Given instruction:
Give only the number of lines that include the string "portion".

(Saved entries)

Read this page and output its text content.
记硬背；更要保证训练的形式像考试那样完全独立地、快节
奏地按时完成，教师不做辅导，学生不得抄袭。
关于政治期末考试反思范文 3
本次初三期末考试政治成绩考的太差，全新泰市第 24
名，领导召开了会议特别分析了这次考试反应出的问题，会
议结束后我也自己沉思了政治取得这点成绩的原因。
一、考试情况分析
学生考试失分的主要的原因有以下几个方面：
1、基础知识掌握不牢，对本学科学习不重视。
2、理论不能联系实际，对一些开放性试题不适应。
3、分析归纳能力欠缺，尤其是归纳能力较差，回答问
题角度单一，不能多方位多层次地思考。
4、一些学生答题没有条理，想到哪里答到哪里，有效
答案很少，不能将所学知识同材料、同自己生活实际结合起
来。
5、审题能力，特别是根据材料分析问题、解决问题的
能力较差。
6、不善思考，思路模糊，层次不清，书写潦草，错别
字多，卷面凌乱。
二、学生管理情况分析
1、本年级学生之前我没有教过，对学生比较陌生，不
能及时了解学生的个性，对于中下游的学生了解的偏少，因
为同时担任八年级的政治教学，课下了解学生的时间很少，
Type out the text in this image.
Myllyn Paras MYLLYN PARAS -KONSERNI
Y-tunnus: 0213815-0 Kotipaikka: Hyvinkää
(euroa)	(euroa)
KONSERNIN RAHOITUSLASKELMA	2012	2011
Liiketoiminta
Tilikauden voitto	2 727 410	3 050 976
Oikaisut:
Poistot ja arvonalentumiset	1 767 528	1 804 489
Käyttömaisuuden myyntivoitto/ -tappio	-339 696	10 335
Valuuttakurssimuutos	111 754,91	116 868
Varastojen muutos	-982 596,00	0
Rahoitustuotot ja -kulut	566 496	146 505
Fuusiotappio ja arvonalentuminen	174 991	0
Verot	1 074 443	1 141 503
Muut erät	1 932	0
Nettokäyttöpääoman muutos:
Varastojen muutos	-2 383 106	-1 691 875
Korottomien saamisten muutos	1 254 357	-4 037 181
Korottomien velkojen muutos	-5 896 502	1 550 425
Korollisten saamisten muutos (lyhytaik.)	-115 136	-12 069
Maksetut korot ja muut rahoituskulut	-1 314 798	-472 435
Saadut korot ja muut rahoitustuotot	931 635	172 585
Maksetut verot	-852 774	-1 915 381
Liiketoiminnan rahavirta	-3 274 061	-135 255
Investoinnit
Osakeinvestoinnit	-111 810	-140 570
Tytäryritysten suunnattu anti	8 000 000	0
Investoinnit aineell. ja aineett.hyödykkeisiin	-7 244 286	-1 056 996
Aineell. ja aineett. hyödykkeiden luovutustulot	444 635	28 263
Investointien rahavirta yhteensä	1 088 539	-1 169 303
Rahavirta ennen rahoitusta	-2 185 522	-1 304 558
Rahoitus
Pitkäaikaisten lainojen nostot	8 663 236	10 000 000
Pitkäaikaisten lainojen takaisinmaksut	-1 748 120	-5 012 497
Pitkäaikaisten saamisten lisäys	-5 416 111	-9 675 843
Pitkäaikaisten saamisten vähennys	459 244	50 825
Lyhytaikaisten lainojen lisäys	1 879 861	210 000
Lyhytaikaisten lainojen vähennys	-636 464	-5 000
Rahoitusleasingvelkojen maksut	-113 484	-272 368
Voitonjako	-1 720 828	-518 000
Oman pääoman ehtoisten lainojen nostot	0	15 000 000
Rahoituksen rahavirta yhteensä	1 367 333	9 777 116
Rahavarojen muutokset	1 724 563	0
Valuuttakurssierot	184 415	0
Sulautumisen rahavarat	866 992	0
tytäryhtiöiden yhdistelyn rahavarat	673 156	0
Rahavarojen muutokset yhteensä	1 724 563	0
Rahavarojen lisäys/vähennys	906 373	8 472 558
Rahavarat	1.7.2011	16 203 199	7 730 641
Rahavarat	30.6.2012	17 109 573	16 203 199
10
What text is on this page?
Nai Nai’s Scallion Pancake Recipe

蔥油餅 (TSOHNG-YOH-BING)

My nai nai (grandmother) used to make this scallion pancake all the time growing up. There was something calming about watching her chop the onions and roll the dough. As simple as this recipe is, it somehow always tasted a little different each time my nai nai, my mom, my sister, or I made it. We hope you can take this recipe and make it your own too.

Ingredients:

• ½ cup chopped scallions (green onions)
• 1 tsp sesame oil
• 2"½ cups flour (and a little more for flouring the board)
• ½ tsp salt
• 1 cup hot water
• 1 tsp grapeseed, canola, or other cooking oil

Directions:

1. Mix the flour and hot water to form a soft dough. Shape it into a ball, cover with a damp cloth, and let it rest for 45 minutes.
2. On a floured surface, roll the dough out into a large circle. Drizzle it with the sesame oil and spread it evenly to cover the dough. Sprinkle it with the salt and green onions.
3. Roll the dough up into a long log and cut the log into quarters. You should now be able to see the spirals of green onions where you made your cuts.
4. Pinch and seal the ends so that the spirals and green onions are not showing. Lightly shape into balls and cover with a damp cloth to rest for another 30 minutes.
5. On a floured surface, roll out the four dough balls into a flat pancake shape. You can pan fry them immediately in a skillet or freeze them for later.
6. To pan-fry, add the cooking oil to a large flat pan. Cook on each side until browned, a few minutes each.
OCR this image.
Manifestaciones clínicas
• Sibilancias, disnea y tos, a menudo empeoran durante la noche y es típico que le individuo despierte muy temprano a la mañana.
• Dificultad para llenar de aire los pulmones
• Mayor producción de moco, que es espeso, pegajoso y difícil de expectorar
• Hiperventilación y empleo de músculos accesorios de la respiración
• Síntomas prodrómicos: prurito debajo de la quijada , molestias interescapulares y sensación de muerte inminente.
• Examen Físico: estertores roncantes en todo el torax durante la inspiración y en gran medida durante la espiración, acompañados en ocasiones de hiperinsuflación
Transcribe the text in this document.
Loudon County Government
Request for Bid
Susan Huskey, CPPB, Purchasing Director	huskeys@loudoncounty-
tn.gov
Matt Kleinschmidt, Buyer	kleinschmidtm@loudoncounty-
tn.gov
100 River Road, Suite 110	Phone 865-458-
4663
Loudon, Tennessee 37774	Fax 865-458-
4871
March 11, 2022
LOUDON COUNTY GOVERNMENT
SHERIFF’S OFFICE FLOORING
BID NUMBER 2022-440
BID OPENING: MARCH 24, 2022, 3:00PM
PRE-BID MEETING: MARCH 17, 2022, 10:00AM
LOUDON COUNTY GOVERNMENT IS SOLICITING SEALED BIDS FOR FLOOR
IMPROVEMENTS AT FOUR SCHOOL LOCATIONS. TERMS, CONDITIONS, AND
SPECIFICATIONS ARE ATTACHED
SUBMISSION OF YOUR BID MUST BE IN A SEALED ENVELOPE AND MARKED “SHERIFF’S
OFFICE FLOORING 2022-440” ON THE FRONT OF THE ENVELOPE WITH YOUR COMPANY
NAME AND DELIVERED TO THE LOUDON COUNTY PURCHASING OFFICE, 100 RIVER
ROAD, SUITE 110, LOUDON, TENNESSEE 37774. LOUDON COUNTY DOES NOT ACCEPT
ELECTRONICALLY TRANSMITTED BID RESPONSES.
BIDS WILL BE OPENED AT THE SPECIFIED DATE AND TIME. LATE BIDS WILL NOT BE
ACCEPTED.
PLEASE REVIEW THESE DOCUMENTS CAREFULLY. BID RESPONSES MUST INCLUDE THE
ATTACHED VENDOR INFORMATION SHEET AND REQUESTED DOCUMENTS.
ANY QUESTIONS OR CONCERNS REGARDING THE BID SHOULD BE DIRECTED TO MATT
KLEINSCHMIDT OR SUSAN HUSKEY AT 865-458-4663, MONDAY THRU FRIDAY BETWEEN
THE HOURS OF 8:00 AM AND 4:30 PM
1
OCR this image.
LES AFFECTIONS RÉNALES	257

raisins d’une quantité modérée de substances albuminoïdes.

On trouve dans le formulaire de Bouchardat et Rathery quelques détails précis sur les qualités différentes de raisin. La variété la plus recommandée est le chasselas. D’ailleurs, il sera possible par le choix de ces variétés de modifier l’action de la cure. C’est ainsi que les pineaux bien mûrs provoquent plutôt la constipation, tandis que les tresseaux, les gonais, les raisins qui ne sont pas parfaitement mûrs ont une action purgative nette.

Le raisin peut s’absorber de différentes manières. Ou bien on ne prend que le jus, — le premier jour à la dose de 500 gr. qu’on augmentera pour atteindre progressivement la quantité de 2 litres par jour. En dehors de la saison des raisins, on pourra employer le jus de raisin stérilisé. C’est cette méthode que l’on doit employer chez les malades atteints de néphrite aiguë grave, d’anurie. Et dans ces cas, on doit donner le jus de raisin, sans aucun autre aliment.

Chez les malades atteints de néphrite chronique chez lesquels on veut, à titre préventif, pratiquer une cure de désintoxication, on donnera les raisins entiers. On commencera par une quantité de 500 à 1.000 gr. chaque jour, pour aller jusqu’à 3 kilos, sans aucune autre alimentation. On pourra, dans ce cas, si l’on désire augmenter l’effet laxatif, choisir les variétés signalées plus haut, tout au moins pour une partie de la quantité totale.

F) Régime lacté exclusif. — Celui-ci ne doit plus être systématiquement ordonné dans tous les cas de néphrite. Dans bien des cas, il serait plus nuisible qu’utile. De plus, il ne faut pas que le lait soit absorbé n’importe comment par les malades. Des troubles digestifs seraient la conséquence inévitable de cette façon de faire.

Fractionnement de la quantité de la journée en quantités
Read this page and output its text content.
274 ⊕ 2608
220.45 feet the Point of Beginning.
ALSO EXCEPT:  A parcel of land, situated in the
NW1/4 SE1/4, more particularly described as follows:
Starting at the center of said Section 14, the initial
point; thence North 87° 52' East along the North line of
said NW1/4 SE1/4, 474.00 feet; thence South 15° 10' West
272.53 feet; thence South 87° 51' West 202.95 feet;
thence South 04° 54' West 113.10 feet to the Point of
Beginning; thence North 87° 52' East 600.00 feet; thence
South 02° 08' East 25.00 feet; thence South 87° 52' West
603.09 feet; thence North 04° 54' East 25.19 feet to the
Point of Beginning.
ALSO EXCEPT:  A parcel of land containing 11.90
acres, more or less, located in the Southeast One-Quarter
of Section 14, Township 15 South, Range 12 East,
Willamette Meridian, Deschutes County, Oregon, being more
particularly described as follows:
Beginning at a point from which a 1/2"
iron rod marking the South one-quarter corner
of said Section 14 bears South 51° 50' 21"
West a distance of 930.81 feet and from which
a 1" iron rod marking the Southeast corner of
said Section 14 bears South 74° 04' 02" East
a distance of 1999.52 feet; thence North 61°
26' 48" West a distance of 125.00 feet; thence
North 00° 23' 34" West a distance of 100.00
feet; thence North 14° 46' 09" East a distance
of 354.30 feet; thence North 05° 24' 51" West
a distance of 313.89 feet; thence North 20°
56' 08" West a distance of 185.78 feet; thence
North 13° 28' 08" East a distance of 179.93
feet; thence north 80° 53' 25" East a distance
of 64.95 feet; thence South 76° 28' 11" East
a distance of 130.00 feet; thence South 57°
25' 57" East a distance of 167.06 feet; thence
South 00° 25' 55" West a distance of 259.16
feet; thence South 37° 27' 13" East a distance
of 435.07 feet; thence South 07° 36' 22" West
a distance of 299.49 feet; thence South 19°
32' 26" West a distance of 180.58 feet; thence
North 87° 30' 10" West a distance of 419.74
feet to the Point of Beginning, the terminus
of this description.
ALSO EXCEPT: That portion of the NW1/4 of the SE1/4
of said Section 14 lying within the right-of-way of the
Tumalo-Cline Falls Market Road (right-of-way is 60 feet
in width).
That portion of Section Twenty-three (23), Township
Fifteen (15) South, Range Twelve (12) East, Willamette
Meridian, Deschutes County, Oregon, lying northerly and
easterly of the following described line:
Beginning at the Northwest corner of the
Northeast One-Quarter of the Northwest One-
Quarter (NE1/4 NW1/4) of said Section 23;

Result of the task:
2